WRITTEN EXERCISE:
Look for the string "labels" in the lines and copy each line that has it.

* BEGIN DATASET ROWS *

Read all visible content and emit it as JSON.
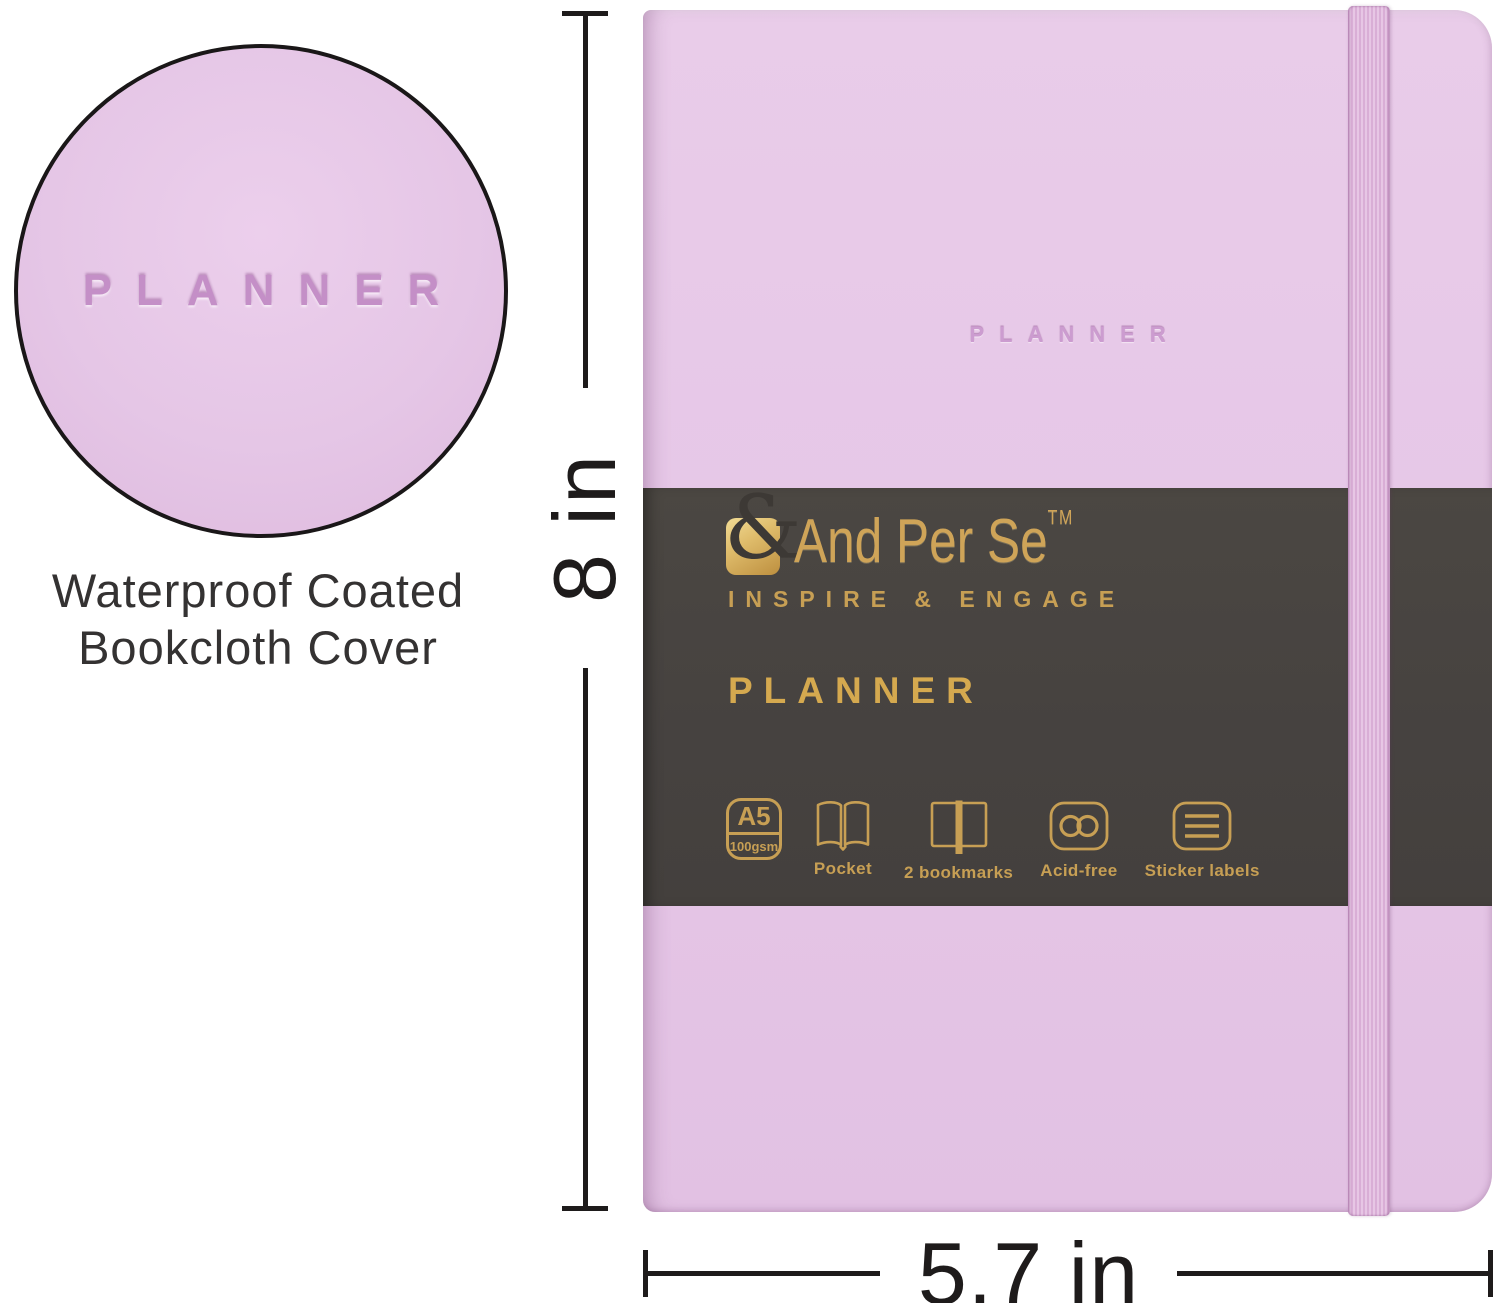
{
  "detail": {
    "embossed_text": "PLANNER",
    "caption_line1": "Waterproof Coated",
    "caption_line2": "Bookcloth Cover"
  },
  "planner": {
    "cover_embossed_text": "PLANNER"
  },
  "band": {
    "ampersand": "&",
    "brand_name": "And Per Se",
    "trademark": "TM",
    "tagline": "INSPIRE & ENGAGE",
    "product_title": "PLANNER",
    "features": [
      {
        "icon": "a5-size-badge",
        "badge_top": "A5",
        "badge_bottom": "100gsm",
        "label": ""
      },
      {
        "icon": "pocket-icon",
        "label": "Pocket"
      },
      {
        "icon": "bookmarks-icon",
        "label": "2 bookmarks"
      },
      {
        "icon": "acid-free-icon",
        "label": "Acid-free"
      },
      {
        "icon": "sticker-labels-icon",
        "label": "Sticker labels"
      }
    ]
  },
  "dimensions": {
    "height_label": "8 in",
    "width_label": "5.7 in"
  },
  "colors": {
    "cover_lilac": "#e6c7e7",
    "belly_band": "#464240",
    "gold": "#c79f54",
    "elastic_pink": "#d2a2cf",
    "dimension_line": "#1e1b1b"
  }
}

* END DATASET ROWS *

RESPONSE TO THE TASK:
        "icon": "sticker-labels-icon",
        "label": "Sticker labels"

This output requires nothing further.